-- START OF Extracted material --
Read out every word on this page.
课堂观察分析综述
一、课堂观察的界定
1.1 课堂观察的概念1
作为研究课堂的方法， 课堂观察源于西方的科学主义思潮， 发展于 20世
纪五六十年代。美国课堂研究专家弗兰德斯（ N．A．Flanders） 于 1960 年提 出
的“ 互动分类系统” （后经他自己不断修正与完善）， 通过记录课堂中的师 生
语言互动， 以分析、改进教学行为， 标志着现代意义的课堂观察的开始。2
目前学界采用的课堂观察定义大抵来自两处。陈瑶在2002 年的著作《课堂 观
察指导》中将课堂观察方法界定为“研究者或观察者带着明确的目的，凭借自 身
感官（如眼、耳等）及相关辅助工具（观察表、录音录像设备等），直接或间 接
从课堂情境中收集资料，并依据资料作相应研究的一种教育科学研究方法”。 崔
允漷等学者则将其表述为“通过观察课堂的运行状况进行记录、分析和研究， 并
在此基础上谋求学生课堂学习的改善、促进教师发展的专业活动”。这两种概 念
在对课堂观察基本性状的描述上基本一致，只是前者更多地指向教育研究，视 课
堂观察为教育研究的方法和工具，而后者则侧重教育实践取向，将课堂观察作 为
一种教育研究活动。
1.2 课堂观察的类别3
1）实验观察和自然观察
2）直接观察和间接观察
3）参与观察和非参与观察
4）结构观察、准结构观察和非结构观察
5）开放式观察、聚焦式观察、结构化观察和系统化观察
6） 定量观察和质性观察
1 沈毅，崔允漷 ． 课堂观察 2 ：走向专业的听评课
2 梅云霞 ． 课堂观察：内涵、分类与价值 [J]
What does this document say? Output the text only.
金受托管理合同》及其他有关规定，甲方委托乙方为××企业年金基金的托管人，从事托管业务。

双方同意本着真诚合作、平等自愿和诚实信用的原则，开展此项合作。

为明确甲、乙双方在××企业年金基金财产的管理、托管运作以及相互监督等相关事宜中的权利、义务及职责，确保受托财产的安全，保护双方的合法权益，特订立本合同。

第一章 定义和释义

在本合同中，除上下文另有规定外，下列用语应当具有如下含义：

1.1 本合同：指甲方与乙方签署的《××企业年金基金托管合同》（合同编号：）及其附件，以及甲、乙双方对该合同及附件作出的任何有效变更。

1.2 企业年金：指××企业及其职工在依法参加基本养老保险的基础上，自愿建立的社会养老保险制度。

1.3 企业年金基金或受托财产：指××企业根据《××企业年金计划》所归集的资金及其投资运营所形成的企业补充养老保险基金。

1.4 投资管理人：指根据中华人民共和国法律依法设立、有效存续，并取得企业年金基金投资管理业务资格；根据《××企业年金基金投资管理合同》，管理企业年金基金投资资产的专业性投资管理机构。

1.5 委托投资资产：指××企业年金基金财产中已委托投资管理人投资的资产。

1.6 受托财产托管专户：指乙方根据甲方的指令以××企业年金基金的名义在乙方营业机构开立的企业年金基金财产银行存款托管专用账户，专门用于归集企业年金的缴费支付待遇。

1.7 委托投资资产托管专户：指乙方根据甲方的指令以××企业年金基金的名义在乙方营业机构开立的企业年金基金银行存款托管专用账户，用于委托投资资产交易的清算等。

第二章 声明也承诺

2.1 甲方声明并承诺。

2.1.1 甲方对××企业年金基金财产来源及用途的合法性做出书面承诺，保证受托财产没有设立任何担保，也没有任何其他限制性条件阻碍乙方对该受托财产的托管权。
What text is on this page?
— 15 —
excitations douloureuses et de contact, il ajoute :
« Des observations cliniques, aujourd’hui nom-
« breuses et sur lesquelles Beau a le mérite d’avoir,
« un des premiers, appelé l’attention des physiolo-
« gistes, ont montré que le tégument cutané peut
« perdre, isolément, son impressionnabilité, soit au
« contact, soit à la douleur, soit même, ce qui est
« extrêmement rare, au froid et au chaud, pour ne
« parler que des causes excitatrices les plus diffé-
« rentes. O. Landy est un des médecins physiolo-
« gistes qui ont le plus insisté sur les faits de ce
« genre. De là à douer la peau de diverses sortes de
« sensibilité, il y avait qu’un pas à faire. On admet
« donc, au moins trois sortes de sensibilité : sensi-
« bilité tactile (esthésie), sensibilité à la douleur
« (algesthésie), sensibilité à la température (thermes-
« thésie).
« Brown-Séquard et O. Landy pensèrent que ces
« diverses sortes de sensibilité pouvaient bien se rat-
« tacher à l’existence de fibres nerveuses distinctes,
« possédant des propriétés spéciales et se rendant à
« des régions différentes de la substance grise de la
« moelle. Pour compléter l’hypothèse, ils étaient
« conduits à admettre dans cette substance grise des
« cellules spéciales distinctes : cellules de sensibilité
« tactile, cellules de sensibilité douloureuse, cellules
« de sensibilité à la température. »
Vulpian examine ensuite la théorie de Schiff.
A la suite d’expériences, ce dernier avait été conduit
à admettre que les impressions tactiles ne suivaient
-- END OF Extracted material --
● **Stated task**: Repeat the material above exactly.

● **Task solution**:
Read out every word on this page.
课堂观察分析综述
一、课堂观察的界定
1.1 课堂观察的概念1
作为研究课堂的方法， 课堂观察源于西方的科学主义思潮， 发展于 20世
纪五六十年代。美国课堂研究专家弗兰德斯（ N．A．Flanders） 于 1960 年提 出
的“ 互动分类系统” （后经他自己不断修正与完善）， 通过记录课堂中的师 生
语言互动， 以分析、改进教学行为， 标志着现代意义的课堂观察的开始。2
目前学界采用的课堂观察定义大抵来自两处。陈瑶在2002 年的著作《课堂 观
察指导》中将课堂观察方法界定为“研究者或观察者带着明确的目的，凭借自 身
感官（如眼、耳等）及相关辅助工具（观察表、录音录像设备等），直接或间 接
从课堂情境中收集资料，并依据资料作相应研究的一种教育科学研究方法”。 崔
允漷等学者则将其表述为“通过观察课堂的运行状况进行记录、分析和研究， 并
在此基础上谋求学生课堂学习的改善、促进教师发展的专业活动”。这两种概 念
在对课堂观察基本性状的描述上基本一致，只是前者更多地指向教育研究，视 课
堂观察为教育研究的方法和工具，而后者则侧重教育实践取向，将课堂观察作 为
一种教育研究活动。
1.2 课堂观察的类别3
1）实验观察和自然观察
2）直接观察和间接观察
3）参与观察和非参与观察
4）结构观察、准结构观察和非结构观察
5）开放式观察、聚焦式观察、结构化观察和系统化观察
6） 定量观察和质性观察
1 沈毅，崔允漷 ． 课堂观察 2 ：走向专业的听评课
2 梅云霞 ． 课堂观察：内涵、分类与价值 [J]
What does this document say? Output the text only.
金受托管理合同》及其他有关规定，甲方委托乙方为××企业年金基金的托管人，从事托管业务。

双方同意本着真诚合作、平等自愿和诚实信用的原则，开展此项合作。

为明确甲、乙双方在××企业年金基金财产的管理、托管运作以及相互监督等相关事宜中的权利、义务及职责，确保受托财产的安全，保护双方的合法权益，特订立本合同。

第一章 定义和释义

在本合同中，除上下文另有规定外，下列用语应当具有如下含义：

1.1 本合同：指甲方与乙方签署的《××企业年金基金托管合同》（合同编号：）及其附件，以及甲、乙双方对该合同及附件作出的任何有效变更。

1.2 企业年金：指××企业及其职工在依法参加基本养老保险的基础上，自愿建立的社会养老保险制度。

1.3 企业年金基金或受托财产：指××企业根据《××企业年金计划》所归集的资金及其投资运营所形成的企业补充养老保险基金。

1.4 投资管理人：指根据中华人民共和国法律依法设立、有效存续，并取得企业年金基金投资管理业务资格；根据《××企业年金基金投资管理合同》，管理企业年金基金投资资产的专业性投资管理机构。

1.5 委托投资资产：指××企业年金基金财产中已委托投资管理人投资的资产。

1.6 受托财产托管专户：指乙方根据甲方的指令以××企业年金基金的名义在乙方营业机构开立的企业年金基金财产银行存款托管专用账户，专门用于归集企业年金的缴费支付待遇。

1.7 委托投资资产托管专户：指乙方根据甲方的指令以××企业年金基金的名义在乙方营业机构开立的企业年金基金银行存款托管专用账户，用于委托投资资产交易的清算等。

第二章 声明也承诺

2.1 甲方声明并承诺。

2.1.1 甲方对××企业年金基金财产来源及用途的合法性做出书面承诺，保证受托财产没有设立任何担保，也没有任何其他限制性条件阻碍乙方对该受托财产的托管权。
What text is on this page?
— 15 —
excitations douloureuses et de contact, il ajoute :
« Des observations cliniques, aujourd’hui nom-
« breuses et sur lesquelles Beau a le mérite d’avoir,
« un des premiers, appelé l’attention des physiolo-
« gistes, ont montré que le tégument cutané peut
« perdre, isolément, son impressionnabilité, soit au
« contact, soit à la douleur, soit même, ce qui est
« extrêmement rare, au froid et au chaud, pour ne
« parler que des causes excitatrices les plus diffé-
« rentes. O. Landy est un des médecins physiolo-
« gistes qui ont le plus insisté sur les faits de ce
« genre. De là à douer la peau de diverses sortes de
« sensibilité, il y avait qu’un pas à faire. On admet
« donc, au moins trois sortes de sensibilité : sensi-
« bilité tactile (esthésie), sensibilité à la douleur
« (algesthésie), sensibilité à la température (thermes-
« thésie).
« Brown-Séquard et O. Landy pensèrent que ces
« diverses sortes de sensibilité pouvaient bien se rat-
« tacher à l’existence de fibres nerveuses distinctes,
« possédant des propriétés spéciales et se rendant à
« des régions différentes de la substance grise de la
« moelle. Pour compléter l’hypothèse, ils étaient
« conduits à admettre dans cette substance grise des
« cellules spéciales distinctes : cellules de sensibilité
« tactile, cellules de sensibilité douloureuse, cellules
« de sensibilité à la température. »
Vulpian examine ensuite la théorie de Schiff.
A la suite d’expériences, ce dernier avait été conduit
à admettre que les impressions tactiles ne suivaient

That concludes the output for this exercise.